GIVEN PROBLEM: Write out, precisely and in full, each line of the material.

GIVEN INFORMATION:
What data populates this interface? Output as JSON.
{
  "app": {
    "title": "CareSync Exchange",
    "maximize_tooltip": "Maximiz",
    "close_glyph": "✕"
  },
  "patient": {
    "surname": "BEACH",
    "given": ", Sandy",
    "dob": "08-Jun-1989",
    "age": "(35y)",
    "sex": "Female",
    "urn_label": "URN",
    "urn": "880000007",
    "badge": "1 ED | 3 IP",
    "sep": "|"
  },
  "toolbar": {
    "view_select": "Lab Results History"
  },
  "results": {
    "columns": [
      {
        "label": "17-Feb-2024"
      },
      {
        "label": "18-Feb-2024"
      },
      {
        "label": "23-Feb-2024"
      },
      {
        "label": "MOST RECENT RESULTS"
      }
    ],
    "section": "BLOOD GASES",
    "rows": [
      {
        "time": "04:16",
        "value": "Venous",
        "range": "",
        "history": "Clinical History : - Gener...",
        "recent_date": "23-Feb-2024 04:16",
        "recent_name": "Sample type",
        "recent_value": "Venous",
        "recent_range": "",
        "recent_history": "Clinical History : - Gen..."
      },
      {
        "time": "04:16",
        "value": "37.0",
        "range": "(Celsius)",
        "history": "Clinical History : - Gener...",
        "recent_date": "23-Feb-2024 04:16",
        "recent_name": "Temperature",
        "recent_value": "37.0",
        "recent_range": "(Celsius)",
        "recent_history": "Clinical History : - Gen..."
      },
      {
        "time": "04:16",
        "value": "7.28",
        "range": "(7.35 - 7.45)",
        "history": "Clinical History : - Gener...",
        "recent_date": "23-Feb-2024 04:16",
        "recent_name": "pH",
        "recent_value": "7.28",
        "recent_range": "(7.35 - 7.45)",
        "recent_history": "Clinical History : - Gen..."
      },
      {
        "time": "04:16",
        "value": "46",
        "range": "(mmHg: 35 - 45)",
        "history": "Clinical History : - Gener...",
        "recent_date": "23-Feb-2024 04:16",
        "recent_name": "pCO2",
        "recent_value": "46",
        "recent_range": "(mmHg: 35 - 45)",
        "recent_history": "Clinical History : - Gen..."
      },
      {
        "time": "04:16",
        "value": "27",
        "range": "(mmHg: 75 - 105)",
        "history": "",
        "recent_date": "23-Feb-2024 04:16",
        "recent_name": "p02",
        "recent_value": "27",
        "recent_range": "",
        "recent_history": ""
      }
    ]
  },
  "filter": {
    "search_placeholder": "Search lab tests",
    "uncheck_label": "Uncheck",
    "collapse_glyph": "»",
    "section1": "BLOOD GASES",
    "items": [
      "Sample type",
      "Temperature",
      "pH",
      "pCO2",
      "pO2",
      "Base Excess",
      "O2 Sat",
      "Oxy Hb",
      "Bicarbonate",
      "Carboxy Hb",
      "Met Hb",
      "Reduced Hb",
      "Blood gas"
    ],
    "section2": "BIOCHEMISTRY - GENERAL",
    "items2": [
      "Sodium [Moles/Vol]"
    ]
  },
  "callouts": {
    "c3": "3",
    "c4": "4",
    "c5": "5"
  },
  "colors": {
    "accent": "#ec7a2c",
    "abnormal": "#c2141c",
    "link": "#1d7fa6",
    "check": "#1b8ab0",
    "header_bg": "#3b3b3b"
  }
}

EXERCISE OUTPUT:
What data populates this interface? Output as JSON.
{
  "app": {
    "title": "CareSync Exchange",
    "maximize_tooltip": "Maximiz",
    "close_glyph": "✕"
  },
  "patient": {
    "surname": "BEACH",
    "given": ", Sandy",
    "dob": "08-Jun-1989",
    "age": "(35y)",
    "sex": "Female",
    "urn_label": "URN",
    "urn": "880000007",
    "badge": "1 ED | 3 IP",
    "sep": "|"
  },
  "toolbar": {
    "view_select": "Lab Results History"
  },
  "results": {
    "columns": [
      {
        "label": "17-Feb-2024"
      },
      {
        "label": "18-Feb-2024"
      },
      {
        "label": "23-Feb-2024"
      },
      {
        "label": "MOST RECENT RESULTS"
      }
    ],
    "section": "BLOOD GASES",
    "rows": [
      {
        "time": "04:16",
        "value": "Venous",
        "range": "",
        "history": "Clinical History : - Gener...",
        "recent_date": "23-Feb-2024 04:16",
        "recent_name": "Sample type",
        "recent_value": "Venous",
        "recent_range": "",
        "recent_history": "Clinical History : - Gen..."
      },
      {
        "time": "04:16",
        "value": "37.0",
        "range": "(Celsius)",
        "history": "Clinical History : - Gener...",
        "recent_date": "23-Feb-2024 04:16",
        "recent_name": "Temperature",
        "recent_value": "37.0",
        "recent_range": "(Celsius)",
        "recent_history": "Clinical History : - Gen..."
      },
      {
        "time": "04:16",
        "value": "7.28",
        "range": "(7.35 - 7.45)",
        "history": "Clinical History : - Gener...",
        "recent_date": "23-Feb-2024 04:16",
        "recent_name": "pH",
        "recent_value": "7.28",
        "recent_range": "(7.35 - 7.45)",
        "recent_history": "Clinical History : - Gen..."
      },
      {
        "time": "04:16",
        "value": "46",
        "range": "(mmHg: 35 - 45)",
        "history": "Clinical History : - Gener...",
        "recent_date": "23-Feb-2024 04:16",
        "recent_name": "pCO2",
        "recent_value": "46",
        "recent_range": "(mmHg: 35 - 45)",
        "recent_history": "Clinical History : - Gen..."
      },
      {
        "time": "04:16",
        "value": "27",
        "range": "(mmHg: 75 - 105)",
        "history": "",
        "recent_date": "23-Feb-2024 04:16",
        "recent_name": "p02",
        "recent_value": "27",
        "recent_range": "",
        "recent_history": ""
      }
    ]
  },
  "filter": {
    "search_placeholder": "Search lab tests",
    "uncheck_label": "Uncheck",
    "collapse_glyph": "»",
    "section1": "BLOOD GASES",
    "items": [
      "Sample type",
      "Temperature",
      "pH",
      "pCO2",
      "pO2",
      "Base Excess",
      "O2 Sat",
      "Oxy Hb",
      "Bicarbonate",
      "Carboxy Hb",
      "Met Hb",
      "Reduced Hb",
      "Blood gas"
    ],
    "section2": "BIOCHEMISTRY - GENERAL",
    "items2": [
      "Sodium [Moles/Vol]"
    ]
  },
  "callouts": {
    "c3": "3",
    "c4": "4",
    "c5": "5"
  },
  "colors": {
    "accent": "#ec7a2c",
    "abnormal": "#c2141c",
    "link": "#1d7fa6",
    "check": "#1b8ab0",
    "header_bg": "#3b3b3b"
  }
}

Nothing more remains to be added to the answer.